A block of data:
::::::
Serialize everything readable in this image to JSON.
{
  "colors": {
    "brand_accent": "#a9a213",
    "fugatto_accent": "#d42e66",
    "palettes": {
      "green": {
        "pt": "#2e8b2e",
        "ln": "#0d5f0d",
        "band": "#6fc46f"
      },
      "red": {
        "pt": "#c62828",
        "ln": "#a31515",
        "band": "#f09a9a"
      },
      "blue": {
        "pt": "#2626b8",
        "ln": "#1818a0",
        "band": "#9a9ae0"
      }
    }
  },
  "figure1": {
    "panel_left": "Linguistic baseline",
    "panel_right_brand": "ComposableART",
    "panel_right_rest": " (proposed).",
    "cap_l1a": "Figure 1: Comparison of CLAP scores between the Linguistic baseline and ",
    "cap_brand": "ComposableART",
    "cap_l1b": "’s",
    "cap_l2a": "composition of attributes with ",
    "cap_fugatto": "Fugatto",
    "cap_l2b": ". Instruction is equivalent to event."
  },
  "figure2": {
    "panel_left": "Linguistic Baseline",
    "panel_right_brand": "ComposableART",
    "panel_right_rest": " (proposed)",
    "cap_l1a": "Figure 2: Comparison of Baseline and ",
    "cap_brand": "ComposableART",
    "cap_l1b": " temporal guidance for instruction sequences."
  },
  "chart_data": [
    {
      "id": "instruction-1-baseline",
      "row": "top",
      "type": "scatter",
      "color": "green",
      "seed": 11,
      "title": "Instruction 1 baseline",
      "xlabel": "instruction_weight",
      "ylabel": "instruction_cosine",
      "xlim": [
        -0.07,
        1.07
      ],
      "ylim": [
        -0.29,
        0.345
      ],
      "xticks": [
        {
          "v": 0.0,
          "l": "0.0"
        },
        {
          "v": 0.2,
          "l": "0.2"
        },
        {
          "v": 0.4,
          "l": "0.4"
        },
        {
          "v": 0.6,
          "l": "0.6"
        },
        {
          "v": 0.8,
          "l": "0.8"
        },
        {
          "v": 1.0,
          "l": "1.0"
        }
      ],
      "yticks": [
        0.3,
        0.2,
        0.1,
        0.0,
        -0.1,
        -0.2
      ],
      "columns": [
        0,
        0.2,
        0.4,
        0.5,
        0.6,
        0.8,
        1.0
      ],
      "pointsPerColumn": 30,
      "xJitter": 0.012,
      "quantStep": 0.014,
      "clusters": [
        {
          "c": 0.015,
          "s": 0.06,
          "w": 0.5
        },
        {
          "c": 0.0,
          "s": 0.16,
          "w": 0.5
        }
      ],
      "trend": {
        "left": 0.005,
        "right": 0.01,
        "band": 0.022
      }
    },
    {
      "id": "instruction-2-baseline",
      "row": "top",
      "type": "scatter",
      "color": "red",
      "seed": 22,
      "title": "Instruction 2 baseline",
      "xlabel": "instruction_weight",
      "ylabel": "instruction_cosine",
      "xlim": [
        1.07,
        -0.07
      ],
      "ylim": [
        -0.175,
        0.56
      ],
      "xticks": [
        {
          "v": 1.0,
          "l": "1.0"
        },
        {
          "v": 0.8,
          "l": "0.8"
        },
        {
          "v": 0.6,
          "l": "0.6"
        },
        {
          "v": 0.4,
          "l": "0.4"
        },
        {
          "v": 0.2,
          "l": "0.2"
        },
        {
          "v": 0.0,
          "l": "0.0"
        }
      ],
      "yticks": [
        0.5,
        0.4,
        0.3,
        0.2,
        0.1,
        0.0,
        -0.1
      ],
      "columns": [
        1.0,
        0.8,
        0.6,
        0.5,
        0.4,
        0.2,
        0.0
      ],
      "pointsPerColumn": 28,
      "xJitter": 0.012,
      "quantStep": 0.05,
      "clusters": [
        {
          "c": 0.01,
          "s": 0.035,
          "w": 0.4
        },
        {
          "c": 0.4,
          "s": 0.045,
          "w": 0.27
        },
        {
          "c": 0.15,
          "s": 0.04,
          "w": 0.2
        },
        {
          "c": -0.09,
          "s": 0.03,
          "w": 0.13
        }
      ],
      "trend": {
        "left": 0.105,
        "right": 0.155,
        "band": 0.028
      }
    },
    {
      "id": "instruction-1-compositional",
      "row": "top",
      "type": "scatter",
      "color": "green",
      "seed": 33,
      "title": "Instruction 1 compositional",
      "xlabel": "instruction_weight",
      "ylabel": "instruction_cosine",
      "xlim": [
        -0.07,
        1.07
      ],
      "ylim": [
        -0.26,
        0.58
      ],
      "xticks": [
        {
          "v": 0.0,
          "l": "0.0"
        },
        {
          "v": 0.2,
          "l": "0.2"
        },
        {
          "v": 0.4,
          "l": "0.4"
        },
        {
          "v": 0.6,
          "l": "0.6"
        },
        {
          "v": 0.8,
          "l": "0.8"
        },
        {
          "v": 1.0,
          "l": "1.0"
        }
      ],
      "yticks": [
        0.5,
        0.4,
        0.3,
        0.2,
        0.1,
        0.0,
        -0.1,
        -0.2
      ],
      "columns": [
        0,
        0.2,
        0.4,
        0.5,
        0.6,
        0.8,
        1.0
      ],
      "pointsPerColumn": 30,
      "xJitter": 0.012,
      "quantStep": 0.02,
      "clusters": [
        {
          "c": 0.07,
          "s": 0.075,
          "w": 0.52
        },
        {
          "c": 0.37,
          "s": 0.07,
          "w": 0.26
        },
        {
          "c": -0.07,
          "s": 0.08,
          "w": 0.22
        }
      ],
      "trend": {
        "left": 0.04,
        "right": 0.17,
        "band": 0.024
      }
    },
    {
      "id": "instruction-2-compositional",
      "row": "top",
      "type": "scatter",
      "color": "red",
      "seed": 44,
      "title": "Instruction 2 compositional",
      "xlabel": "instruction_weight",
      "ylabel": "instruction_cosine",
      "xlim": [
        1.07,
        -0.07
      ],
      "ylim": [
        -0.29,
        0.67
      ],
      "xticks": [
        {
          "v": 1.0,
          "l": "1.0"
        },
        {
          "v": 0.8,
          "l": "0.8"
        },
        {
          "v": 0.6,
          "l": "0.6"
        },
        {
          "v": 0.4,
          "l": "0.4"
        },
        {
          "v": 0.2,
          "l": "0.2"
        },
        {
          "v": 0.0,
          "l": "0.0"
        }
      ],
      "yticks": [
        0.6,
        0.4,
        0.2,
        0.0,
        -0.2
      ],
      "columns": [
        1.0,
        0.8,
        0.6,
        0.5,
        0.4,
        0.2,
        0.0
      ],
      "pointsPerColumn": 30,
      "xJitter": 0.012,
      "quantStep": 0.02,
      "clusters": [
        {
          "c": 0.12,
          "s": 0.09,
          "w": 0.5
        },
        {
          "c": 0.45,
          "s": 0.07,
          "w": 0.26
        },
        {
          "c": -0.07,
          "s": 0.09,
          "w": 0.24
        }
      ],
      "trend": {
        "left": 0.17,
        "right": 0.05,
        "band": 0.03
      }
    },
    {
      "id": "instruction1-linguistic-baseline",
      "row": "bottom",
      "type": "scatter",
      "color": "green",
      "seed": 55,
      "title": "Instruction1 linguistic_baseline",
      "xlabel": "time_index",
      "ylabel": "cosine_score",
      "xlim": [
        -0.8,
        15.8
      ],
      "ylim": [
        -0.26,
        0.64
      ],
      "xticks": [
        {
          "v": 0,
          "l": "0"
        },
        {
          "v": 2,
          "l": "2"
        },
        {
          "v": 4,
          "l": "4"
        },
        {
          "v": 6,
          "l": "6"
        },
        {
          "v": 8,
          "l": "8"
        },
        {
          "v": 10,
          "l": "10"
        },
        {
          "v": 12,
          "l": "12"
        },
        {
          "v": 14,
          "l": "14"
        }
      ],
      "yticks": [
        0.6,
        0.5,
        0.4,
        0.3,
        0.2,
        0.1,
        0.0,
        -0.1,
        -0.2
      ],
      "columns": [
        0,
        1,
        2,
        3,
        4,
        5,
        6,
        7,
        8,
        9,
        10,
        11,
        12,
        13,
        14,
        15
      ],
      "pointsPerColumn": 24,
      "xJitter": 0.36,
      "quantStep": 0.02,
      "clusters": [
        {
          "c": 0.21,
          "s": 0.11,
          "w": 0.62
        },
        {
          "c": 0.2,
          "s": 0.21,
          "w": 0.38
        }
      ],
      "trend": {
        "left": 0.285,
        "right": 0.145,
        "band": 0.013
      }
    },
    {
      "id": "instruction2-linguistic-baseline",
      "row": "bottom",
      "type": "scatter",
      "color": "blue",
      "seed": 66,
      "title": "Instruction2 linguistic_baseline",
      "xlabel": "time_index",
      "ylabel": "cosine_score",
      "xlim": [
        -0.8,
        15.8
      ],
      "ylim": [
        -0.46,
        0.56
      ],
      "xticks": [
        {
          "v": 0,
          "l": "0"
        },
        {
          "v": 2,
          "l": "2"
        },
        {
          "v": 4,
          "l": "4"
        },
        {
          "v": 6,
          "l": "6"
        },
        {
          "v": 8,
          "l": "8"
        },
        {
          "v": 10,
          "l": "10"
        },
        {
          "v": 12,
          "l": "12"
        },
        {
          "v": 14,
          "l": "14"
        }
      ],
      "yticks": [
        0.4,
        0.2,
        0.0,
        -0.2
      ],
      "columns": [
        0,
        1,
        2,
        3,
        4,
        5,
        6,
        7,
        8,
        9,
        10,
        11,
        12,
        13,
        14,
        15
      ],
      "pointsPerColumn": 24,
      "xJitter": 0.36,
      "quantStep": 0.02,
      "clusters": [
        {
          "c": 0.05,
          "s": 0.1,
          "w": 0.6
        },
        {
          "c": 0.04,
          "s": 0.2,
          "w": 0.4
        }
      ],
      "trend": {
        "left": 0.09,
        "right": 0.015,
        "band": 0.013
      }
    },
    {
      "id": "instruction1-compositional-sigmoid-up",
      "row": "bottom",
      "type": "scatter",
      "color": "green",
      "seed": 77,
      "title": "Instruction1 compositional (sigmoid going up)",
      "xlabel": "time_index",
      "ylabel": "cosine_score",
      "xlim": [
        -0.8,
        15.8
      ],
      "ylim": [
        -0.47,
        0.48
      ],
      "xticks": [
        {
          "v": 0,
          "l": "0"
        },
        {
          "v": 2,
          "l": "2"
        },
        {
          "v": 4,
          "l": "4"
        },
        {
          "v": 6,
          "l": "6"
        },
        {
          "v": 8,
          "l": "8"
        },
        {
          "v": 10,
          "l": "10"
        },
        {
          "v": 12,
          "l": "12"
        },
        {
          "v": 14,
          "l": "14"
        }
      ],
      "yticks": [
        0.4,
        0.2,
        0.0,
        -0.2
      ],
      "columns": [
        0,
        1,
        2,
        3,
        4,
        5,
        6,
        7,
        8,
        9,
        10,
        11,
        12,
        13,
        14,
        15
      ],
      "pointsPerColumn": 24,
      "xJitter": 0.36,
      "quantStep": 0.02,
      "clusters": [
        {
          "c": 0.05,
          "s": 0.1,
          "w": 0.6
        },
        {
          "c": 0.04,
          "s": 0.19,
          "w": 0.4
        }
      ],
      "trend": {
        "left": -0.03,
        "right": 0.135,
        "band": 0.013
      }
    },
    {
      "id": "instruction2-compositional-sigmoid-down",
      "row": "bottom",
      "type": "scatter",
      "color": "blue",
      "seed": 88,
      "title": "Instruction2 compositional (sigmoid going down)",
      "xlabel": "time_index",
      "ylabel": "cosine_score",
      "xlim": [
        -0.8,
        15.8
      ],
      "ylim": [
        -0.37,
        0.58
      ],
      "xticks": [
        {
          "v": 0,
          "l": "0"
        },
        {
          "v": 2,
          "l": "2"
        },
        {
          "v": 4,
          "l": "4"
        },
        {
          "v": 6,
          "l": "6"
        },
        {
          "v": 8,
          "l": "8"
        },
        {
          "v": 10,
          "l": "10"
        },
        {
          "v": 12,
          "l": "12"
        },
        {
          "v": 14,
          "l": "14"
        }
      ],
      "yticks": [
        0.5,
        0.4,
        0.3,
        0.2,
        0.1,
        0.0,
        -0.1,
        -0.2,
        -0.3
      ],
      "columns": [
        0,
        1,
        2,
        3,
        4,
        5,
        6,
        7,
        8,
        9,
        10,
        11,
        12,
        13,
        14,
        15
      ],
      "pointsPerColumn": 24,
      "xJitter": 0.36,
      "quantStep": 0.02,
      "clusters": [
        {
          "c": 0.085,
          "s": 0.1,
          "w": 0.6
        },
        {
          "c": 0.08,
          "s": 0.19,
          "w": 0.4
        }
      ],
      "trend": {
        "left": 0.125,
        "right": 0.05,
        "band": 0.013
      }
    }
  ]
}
::::::
§ EXERCISE REQUIREMENTS: Return each line in the records that holds the string "title".

§ RESULT OF THE EXERCISE:
      "title": "Instruction 1 baseline",
      "title": "Instruction 2 baseline",
      "title": "Instruction 1 compositional",
      "title": "Instruction 2 compositional",
      "title": "Instruction1 linguistic_baseline",
      "title": "Instruction2 linguistic_baseline",
      "title": "Instruction1 compositional (sigmoid going up)",
      "title": "Instruction2 compositional (sigmoid going down)",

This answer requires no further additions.